_Objective_
Write out each line in which the string "median" is present.

====

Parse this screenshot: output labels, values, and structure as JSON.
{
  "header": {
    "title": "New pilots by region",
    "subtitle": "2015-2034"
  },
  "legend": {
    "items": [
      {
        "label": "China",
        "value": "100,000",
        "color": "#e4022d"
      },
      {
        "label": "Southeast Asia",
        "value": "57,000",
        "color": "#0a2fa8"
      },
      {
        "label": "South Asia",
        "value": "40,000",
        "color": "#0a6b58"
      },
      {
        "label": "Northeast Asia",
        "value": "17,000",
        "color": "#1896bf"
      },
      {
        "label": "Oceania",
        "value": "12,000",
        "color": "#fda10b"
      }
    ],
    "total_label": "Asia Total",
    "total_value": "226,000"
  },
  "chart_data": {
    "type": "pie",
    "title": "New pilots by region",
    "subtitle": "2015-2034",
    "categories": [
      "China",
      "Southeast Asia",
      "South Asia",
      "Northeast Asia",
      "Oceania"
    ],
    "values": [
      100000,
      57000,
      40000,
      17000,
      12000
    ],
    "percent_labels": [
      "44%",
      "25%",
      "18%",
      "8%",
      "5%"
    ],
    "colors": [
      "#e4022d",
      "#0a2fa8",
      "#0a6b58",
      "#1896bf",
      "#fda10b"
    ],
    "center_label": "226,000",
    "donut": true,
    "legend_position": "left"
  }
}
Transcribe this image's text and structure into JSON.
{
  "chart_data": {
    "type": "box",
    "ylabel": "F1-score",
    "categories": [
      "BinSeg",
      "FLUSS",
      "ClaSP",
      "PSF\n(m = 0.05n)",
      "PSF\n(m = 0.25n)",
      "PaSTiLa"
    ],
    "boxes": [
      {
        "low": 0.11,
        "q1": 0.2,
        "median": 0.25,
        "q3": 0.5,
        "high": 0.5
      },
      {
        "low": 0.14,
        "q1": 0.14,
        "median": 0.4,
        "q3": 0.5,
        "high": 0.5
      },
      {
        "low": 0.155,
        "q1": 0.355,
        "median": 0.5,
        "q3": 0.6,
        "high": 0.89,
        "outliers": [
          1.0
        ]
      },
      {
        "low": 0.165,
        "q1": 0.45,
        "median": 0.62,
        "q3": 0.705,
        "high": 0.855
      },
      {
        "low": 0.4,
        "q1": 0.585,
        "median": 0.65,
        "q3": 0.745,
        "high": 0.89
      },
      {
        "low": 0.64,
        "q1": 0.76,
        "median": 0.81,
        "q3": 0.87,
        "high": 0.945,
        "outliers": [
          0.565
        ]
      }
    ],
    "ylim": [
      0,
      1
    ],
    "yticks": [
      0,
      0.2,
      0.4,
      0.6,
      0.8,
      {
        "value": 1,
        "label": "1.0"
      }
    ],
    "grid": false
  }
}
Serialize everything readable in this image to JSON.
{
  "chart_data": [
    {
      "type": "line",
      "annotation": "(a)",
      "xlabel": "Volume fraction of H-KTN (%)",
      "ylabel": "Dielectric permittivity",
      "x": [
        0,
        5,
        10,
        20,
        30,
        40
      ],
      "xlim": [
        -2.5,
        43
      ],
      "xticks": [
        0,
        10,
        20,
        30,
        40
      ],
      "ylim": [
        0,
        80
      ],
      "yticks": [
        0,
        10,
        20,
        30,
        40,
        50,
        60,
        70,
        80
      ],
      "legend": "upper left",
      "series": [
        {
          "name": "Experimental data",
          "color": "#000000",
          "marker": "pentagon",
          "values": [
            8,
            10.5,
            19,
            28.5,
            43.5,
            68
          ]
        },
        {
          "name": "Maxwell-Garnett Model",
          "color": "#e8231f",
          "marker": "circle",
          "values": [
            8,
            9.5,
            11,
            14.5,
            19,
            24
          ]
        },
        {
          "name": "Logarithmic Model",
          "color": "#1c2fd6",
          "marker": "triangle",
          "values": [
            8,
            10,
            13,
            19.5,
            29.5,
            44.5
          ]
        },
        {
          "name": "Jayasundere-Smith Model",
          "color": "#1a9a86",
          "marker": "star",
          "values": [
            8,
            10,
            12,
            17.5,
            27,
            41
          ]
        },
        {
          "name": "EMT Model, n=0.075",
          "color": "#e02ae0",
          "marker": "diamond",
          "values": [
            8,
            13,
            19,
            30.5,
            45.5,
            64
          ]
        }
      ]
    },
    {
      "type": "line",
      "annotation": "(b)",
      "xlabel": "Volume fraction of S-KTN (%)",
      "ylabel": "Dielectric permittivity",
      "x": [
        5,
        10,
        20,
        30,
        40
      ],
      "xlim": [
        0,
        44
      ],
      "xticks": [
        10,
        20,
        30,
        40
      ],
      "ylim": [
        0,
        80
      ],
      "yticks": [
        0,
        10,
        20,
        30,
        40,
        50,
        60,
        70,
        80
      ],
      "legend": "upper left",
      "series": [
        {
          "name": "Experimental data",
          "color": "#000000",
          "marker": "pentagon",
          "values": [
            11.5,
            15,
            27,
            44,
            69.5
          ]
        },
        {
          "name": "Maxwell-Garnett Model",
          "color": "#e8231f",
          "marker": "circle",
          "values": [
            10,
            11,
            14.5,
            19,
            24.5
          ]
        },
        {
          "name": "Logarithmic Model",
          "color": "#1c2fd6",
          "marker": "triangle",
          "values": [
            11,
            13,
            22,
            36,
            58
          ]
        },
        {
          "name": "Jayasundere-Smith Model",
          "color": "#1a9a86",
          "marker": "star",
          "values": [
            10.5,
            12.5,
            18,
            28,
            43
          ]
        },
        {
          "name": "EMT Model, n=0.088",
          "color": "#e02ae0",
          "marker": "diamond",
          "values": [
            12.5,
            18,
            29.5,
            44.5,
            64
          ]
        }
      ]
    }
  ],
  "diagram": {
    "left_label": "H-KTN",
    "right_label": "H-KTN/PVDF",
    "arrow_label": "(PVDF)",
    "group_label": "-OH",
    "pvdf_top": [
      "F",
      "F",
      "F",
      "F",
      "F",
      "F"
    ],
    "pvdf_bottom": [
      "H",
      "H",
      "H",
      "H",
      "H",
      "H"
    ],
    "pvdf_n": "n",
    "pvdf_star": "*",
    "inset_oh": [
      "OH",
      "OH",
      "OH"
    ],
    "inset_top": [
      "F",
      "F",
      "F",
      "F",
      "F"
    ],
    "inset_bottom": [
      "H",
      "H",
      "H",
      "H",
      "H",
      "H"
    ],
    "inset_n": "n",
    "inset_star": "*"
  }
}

====

_Task output_
        "median": 0.25,
        "median": 0.4,
        "median": 0.5,
        "median": 0.62,
        "median": 0.65,
        "median": 0.81,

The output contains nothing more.